# START OF DATA FOR THIS EXERCISE

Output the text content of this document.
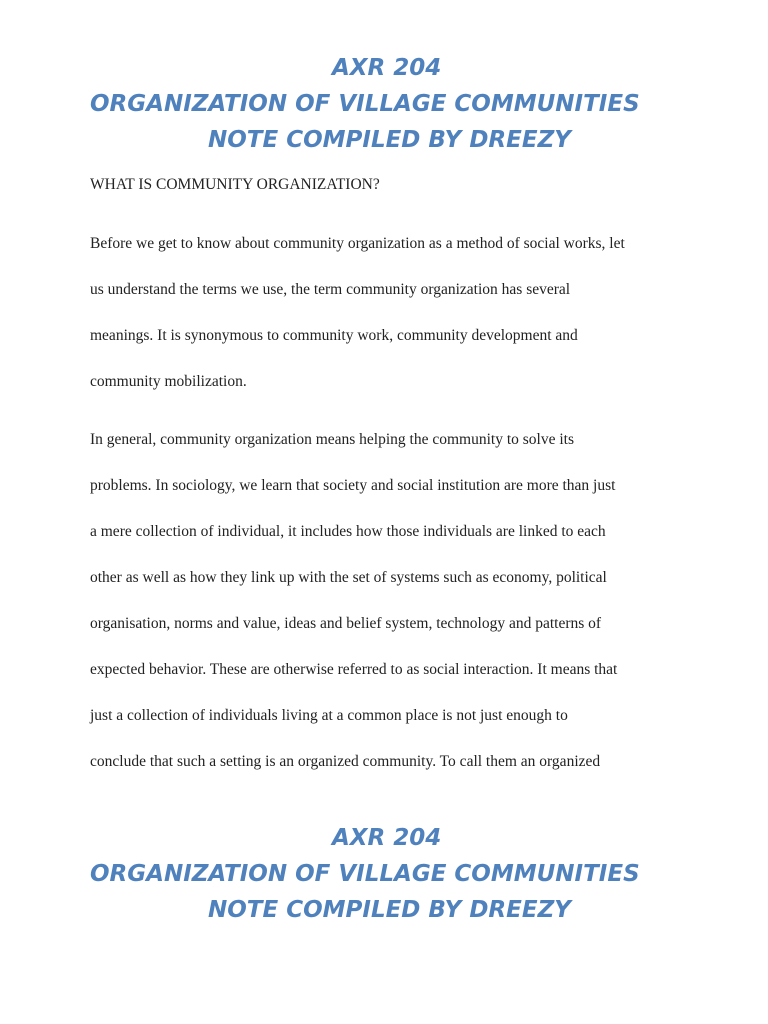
AXR 204
ORGANIZATION OF VILLAGE COMMUNITIES
NOTE COMPILED BY DREEZY
WHAT IS COMMUNITY ORGANIZATION?
Before we get to know about community organization as a method of social works, let
us understand the terms we use, the term community organization has several
meanings. It is synonymous to community work, community development and
community mobilization.
In general, community organization means helping the community to solve its
problems. In sociology, we learn that society and social institution are more than just
a mere collection of individual, it includes how those individuals are linked to each
other as well as how they link up with the set of systems such as economy, political
organisation, norms and value, ideas and belief system, technology and patterns of
expected behavior. These are otherwise referred to as social interaction. It means that
just a collection of individuals living at a common place is not just enough to
conclude that such a setting is an organized community. To call them an organized
AXR 204
ORGANIZATION OF VILLAGE COMMUNITIES
NOTE COMPILED BY DREEZY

# END OF DATA FOR THIS EXERCISE

◆ GOAL OF THE EXERCISE:
Pictures in the records above should not be copied. Repeat everything else exactly.

◆ EXERCISE RESPONSE:
Output the text content of this document.
AXR 204
ORGANIZATION OF VILLAGE COMMUNITIES
NOTE COMPILED BY DREEZY
WHAT IS COMMUNITY ORGANIZATION?
Before we get to know about community organization as a method of social works, let
us understand the terms we use, the term community organization has several
meanings. It is synonymous to community work, community development and
community mobilization.
In general, community organization means helping the community to solve its
problems. In sociology, we learn that society and social institution are more than just
a mere collection of individual, it includes how those individuals are linked to each
other as well as how they link up with the set of systems such as economy, political
organisation, norms and value, ideas and belief system, technology and patterns of
expected behavior. These are otherwise referred to as social interaction. It means that
just a collection of individuals living at a common place is not just enough to
conclude that such a setting is an organized community. To call them an organized
AXR 204
ORGANIZATION OF VILLAGE COMMUNITIES
NOTE COMPILED BY DREEZY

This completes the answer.